## What is expected
Print out every line, exactly as written.

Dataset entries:
==============================

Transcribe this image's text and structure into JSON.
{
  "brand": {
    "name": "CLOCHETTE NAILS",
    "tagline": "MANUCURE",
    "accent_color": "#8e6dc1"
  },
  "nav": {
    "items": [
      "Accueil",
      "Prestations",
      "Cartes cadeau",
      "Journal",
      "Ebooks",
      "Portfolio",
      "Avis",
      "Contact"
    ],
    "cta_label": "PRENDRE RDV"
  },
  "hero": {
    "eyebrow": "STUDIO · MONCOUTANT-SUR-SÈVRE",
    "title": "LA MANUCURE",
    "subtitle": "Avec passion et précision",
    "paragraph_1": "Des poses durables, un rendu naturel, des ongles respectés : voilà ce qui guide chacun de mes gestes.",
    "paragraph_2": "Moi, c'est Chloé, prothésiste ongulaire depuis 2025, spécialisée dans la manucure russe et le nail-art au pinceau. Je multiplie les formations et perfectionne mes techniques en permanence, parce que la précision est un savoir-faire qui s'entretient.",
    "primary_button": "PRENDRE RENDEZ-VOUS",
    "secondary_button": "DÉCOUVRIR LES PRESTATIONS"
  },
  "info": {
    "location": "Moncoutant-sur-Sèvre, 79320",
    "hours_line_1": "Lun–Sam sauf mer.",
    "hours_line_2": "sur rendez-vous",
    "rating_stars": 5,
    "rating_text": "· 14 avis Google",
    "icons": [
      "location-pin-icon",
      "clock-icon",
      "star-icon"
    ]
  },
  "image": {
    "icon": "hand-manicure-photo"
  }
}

==============================

## Exercise result
Transcribe this image's text and structure into JSON.
{
  "brand": {
    "name": "CLOCHETTE NAILS",
    "tagline": "MANUCURE",
    "accent_color": "#8e6dc1"
  },
  "nav": {
    "items": [
      "Accueil",
      "Prestations",
      "Cartes cadeau",
      "Journal",
      "Ebooks",
      "Portfolio",
      "Avis",
      "Contact"
    ],
    "cta_label": "PRENDRE RDV"
  },
  "hero": {
    "eyebrow": "STUDIO · MONCOUTANT-SUR-SÈVRE",
    "title": "LA MANUCURE",
    "subtitle": "Avec passion et précision",
    "paragraph_1": "Des poses durables, un rendu naturel, des ongles respectés : voilà ce qui guide chacun de mes gestes.",
    "paragraph_2": "Moi, c'est Chloé, prothésiste ongulaire depuis 2025, spécialisée dans la manucure russe et le nail-art au pinceau. Je multiplie les formations et perfectionne mes techniques en permanence, parce que la précision est un savoir-faire qui s'entretient.",
    "primary_button": "PRENDRE RENDEZ-VOUS",
    "secondary_button": "DÉCOUVRIR LES PRESTATIONS"
  },
  "info": {
    "location": "Moncoutant-sur-Sèvre, 79320",
    "hours_line_1": "Lun–Sam sauf mer.",
    "hours_line_2": "sur rendez-vous",
    "rating_stars": 5,
    "rating_text": "· 14 avis Google",
    "icons": [
      "location-pin-icon",
      "clock-icon",
      "star-icon"
    ]
  },
  "image": {
    "icon": "hand-manicure-photo"
  }
}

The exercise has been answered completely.